Set down the material below word for word, excluding the pictures.

# MATERIAL PROVIDED
--- START ---
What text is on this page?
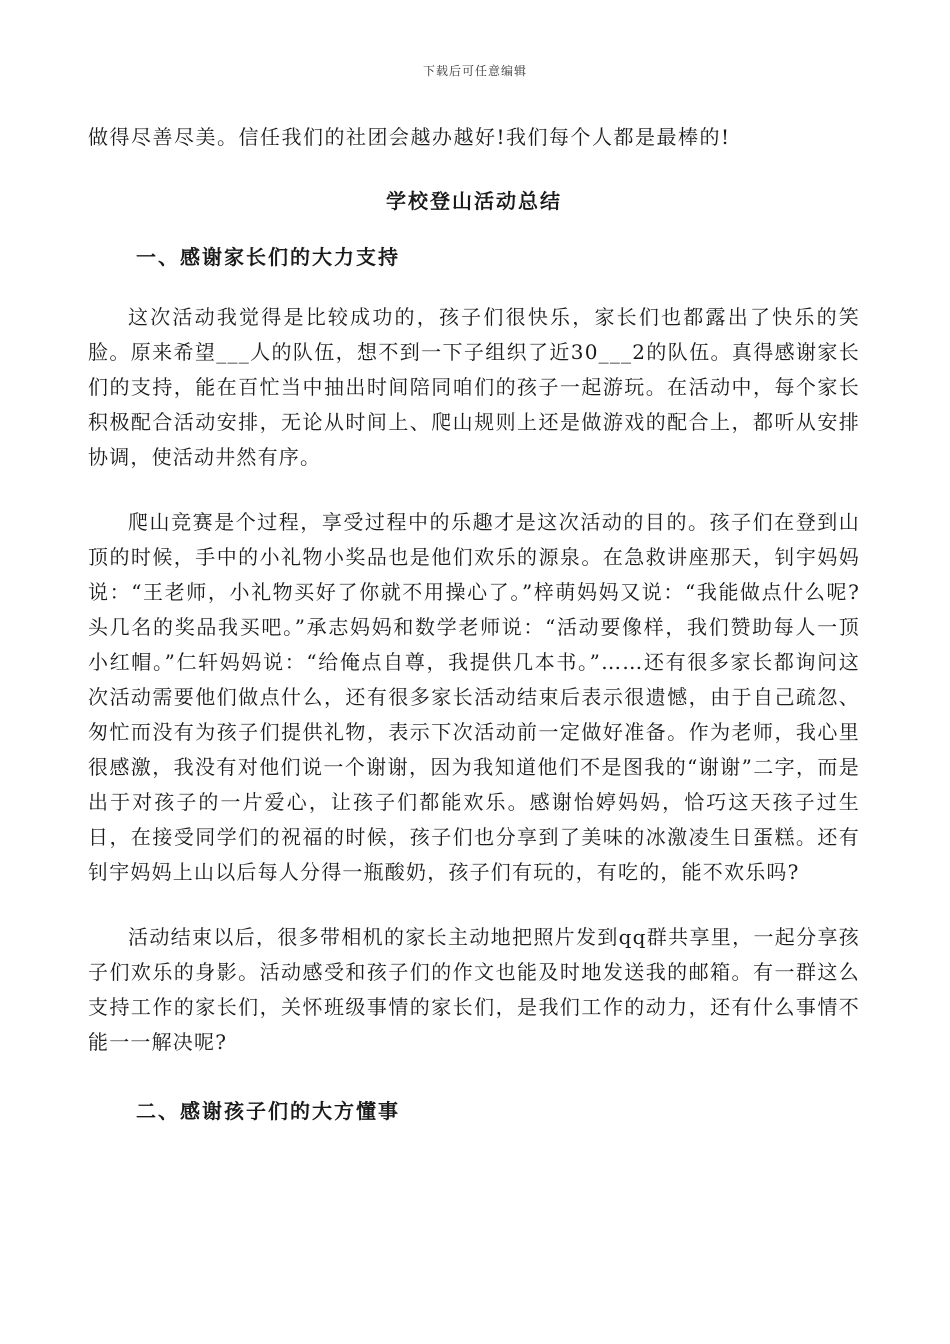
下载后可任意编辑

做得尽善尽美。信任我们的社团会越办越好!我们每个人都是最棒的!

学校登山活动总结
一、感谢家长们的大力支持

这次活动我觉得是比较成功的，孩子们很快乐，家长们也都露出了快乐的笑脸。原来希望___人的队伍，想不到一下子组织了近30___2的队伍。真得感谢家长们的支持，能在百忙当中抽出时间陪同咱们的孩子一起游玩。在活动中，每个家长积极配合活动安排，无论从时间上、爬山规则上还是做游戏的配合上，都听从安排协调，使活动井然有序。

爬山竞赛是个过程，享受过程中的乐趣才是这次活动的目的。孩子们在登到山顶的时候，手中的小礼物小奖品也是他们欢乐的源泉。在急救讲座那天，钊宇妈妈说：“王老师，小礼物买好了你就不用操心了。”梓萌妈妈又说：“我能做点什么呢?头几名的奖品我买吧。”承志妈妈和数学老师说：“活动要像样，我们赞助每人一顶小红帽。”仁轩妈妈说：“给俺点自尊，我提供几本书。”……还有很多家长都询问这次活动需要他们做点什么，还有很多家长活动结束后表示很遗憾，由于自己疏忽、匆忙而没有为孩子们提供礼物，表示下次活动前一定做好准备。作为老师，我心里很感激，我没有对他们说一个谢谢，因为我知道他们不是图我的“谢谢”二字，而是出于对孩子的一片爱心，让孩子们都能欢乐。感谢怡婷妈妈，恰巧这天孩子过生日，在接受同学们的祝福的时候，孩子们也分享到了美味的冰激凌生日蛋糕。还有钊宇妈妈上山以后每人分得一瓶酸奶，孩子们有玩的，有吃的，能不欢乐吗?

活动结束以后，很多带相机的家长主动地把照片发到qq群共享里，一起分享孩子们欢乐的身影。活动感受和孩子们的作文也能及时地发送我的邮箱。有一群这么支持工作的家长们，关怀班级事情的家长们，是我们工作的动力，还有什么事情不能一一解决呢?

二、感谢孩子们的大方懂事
--- END ---
# EXERCISE RESULT
What text is on this page?
下载后可任意编辑

做得尽善尽美。信任我们的社团会越办越好!我们每个人都是最棒的!

学校登山活动总结
一、感谢家长们的大力支持

这次活动我觉得是比较成功的，孩子们很快乐，家长们也都露出了快乐的笑脸。原来希望___人的队伍，想不到一下子组织了近30___2的队伍。真得感谢家长们的支持，能在百忙当中抽出时间陪同咱们的孩子一起游玩。在活动中，每个家长积极配合活动安排，无论从时间上、爬山规则上还是做游戏的配合上，都听从安排协调，使活动井然有序。

爬山竞赛是个过程，享受过程中的乐趣才是这次活动的目的。孩子们在登到山顶的时候，手中的小礼物小奖品也是他们欢乐的源泉。在急救讲座那天，钊宇妈妈说：“王老师，小礼物买好了你就不用操心了。”梓萌妈妈又说：“我能做点什么呢?头几名的奖品我买吧。”承志妈妈和数学老师说：“活动要像样，我们赞助每人一顶小红帽。”仁轩妈妈说：“给俺点自尊，我提供几本书。”……还有很多家长都询问这次活动需要他们做点什么，还有很多家长活动结束后表示很遗憾，由于自己疏忽、匆忙而没有为孩子们提供礼物，表示下次活动前一定做好准备。作为老师，我心里很感激，我没有对他们说一个谢谢，因为我知道他们不是图我的“谢谢”二字，而是出于对孩子的一片爱心，让孩子们都能欢乐。感谢怡婷妈妈，恰巧这天孩子过生日，在接受同学们的祝福的时候，孩子们也分享到了美味的冰激凌生日蛋糕。还有钊宇妈妈上山以后每人分得一瓶酸奶，孩子们有玩的，有吃的，能不欢乐吗?

活动结束以后，很多带相机的家长主动地把照片发到qq群共享里，一起分享孩子们欢乐的身影。活动感受和孩子们的作文也能及时地发送我的邮箱。有一群这么支持工作的家长们，关怀班级事情的家长们，是我们工作的动力，还有什么事情不能一一解决呢?

二、感谢孩子们的大方懂事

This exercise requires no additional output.